Source data:
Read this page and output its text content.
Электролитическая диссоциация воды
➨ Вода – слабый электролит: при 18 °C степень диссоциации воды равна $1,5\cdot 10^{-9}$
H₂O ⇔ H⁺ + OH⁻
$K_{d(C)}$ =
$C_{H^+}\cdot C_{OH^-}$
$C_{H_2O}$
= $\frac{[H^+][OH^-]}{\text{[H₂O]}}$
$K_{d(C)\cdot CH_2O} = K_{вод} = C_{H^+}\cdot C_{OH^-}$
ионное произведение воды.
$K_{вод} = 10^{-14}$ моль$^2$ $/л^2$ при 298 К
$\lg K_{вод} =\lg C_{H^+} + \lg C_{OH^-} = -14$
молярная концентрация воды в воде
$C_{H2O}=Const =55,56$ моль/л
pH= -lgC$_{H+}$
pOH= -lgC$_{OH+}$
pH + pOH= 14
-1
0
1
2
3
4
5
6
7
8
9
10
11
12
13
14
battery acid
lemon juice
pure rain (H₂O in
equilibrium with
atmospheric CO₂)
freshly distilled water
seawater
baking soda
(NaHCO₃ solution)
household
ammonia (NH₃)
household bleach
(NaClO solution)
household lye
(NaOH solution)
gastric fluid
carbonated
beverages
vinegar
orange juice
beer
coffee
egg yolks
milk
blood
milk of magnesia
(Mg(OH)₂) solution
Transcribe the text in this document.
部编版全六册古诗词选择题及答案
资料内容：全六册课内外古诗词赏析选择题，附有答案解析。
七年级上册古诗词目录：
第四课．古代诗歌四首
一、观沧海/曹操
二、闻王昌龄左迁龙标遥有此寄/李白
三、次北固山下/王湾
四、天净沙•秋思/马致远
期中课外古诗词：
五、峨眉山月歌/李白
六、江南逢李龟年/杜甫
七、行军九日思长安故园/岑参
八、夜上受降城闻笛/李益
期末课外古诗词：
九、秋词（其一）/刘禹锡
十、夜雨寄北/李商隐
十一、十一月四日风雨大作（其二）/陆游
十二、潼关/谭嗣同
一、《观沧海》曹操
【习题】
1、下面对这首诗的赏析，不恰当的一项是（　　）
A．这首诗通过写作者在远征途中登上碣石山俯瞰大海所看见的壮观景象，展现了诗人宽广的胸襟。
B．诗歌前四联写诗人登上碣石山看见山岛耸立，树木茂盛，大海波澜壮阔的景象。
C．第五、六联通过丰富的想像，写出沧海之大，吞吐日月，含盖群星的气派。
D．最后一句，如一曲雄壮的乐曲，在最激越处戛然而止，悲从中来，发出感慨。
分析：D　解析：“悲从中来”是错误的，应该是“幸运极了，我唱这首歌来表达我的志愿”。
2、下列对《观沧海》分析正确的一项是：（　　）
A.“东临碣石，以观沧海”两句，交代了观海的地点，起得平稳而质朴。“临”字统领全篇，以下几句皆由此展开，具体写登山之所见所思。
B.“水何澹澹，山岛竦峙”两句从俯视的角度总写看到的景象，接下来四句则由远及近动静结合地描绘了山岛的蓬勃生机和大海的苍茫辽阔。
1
==
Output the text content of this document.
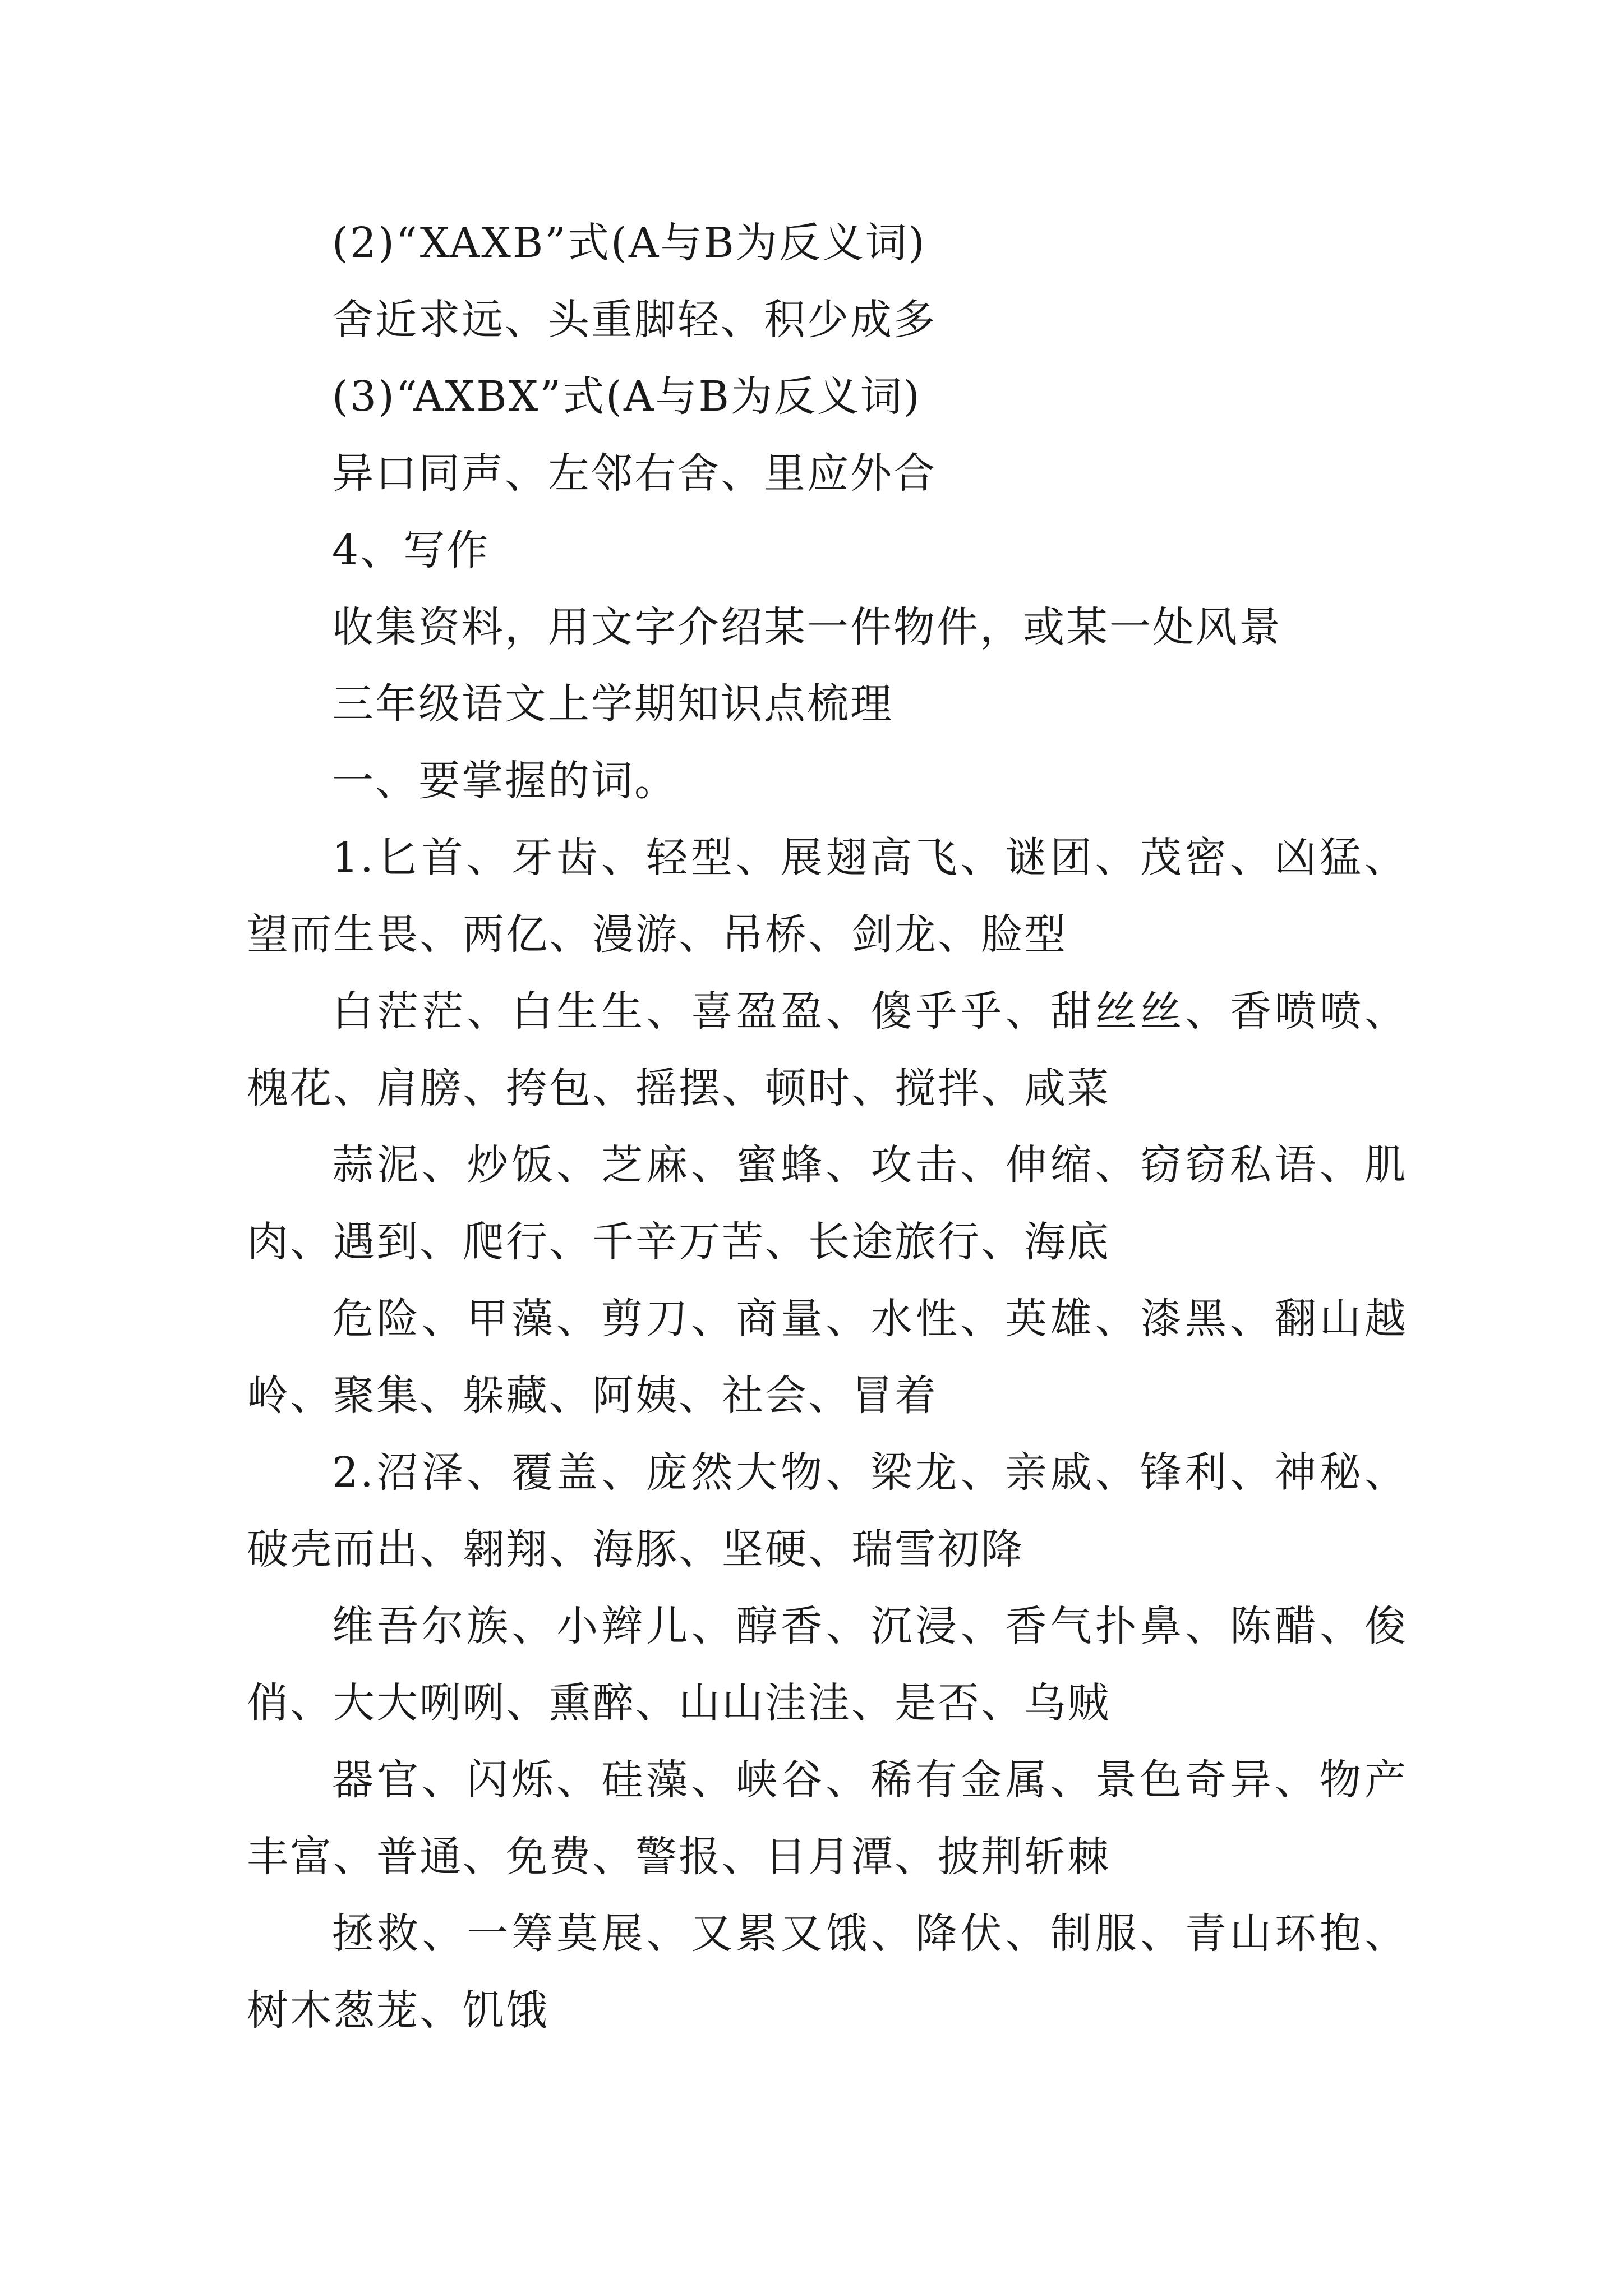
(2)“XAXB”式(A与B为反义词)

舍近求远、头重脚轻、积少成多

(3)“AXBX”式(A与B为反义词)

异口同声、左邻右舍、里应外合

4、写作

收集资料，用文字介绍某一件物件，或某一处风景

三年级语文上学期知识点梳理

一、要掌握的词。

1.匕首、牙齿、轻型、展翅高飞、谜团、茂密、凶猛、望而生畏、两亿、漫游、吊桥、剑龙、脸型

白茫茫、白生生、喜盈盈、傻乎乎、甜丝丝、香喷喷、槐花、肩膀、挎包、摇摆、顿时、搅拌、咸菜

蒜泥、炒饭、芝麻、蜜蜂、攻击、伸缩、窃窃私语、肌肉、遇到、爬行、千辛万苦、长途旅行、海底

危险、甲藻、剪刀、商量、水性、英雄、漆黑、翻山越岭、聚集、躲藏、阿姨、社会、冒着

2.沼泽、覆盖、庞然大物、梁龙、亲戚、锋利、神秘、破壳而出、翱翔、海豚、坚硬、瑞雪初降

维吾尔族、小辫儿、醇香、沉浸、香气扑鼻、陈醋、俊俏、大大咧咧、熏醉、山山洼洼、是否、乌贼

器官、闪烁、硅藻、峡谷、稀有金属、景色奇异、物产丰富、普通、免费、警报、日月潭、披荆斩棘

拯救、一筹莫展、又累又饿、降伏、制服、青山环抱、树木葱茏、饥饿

INSTRUCTIONS FOR THE TASK:
Pick each line holding the word "solution" out of the listing.

RIGHT ANSWER:
(NaHCO₃ solution)
(NaClO solution)
(NaOH solution)
(Mg(OH)₂) solution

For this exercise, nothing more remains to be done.